TASK STATEMENT: Quote the line containing "What data populates" and all lines that follow it in the listing below, exactly as written.

[Begin]

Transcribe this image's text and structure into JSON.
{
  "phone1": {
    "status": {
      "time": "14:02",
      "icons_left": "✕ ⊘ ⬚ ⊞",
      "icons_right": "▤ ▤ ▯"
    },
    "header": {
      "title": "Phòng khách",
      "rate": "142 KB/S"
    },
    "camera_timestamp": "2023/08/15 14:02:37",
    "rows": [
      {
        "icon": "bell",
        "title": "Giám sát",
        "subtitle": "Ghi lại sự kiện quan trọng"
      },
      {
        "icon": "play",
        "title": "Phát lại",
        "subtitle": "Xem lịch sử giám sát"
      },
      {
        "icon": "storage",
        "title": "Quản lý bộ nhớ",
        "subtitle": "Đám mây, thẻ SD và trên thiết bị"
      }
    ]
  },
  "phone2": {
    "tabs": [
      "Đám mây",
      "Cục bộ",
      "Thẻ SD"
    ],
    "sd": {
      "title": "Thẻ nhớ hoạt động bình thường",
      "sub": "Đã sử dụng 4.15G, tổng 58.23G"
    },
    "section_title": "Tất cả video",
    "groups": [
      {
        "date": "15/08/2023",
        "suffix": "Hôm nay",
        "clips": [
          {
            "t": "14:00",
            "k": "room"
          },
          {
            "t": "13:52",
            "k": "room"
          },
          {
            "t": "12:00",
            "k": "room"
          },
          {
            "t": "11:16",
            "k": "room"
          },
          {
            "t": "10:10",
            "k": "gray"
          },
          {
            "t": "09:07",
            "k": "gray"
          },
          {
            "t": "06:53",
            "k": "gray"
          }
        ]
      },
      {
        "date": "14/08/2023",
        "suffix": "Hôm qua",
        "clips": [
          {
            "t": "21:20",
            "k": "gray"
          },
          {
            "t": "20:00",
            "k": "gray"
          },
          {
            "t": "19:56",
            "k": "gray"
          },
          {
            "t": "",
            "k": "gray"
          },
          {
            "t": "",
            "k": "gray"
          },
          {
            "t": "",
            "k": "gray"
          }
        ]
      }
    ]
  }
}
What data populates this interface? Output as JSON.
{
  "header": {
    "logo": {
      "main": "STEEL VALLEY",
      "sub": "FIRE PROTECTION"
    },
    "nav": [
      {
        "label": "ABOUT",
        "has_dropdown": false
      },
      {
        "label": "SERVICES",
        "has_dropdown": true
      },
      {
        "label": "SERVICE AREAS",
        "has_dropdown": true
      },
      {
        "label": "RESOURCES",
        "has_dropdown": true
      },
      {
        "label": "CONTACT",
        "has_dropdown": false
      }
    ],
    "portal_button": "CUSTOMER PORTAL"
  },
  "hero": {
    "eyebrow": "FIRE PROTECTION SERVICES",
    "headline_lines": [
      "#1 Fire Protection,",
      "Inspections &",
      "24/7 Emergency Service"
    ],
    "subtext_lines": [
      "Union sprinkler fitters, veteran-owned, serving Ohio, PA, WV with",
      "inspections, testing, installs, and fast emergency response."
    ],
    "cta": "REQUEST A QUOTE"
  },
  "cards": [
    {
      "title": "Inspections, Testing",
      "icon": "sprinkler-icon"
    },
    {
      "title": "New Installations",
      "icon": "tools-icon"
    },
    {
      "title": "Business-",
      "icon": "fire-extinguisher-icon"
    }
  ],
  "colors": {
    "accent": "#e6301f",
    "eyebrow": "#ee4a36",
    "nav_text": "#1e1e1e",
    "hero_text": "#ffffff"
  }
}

[End]

THE SOLUTION:
What data populates this interface? Output as JSON.
{
  "header": {
    "logo": {
      "main": "STEEL VALLEY",
      "sub": "FIRE PROTECTION"
    },
    "nav": [
      {
        "label": "ABOUT",
        "has_dropdown": false
      },
      {
        "label": "SERVICES",
        "has_dropdown": true
      },
      {
        "label": "SERVICE AREAS",
        "has_dropdown": true
      },
      {
        "label": "RESOURCES",
        "has_dropdown": true
      },
      {
        "label": "CONTACT",
        "has_dropdown": false
      }
    ],
    "portal_button": "CUSTOMER PORTAL"
  },
  "hero": {
    "eyebrow": "FIRE PROTECTION SERVICES",
    "headline_lines": [
      "#1 Fire Protection,",
      "Inspections &",
      "24/7 Emergency Service"
    ],
    "subtext_lines": [
      "Union sprinkler fitters, veteran-owned, serving Ohio, PA, WV with",
      "inspections, testing, installs, and fast emergency response."
    ],
    "cta": "REQUEST A QUOTE"
  },
  "cards": [
    {
      "title": "Inspections, Testing",
      "icon": "sprinkler-icon"
    },
    {
      "title": "New Installations",
      "icon": "tools-icon"
    },
    {
      "title": "Business-",
      "icon": "fire-extinguisher-icon"
    }
  ],
  "colors": {
    "accent": "#e6301f",
    "eyebrow": "#ee4a36",
    "nav_text": "#1e1e1e",
    "hero_text": "#ffffff"
  }
}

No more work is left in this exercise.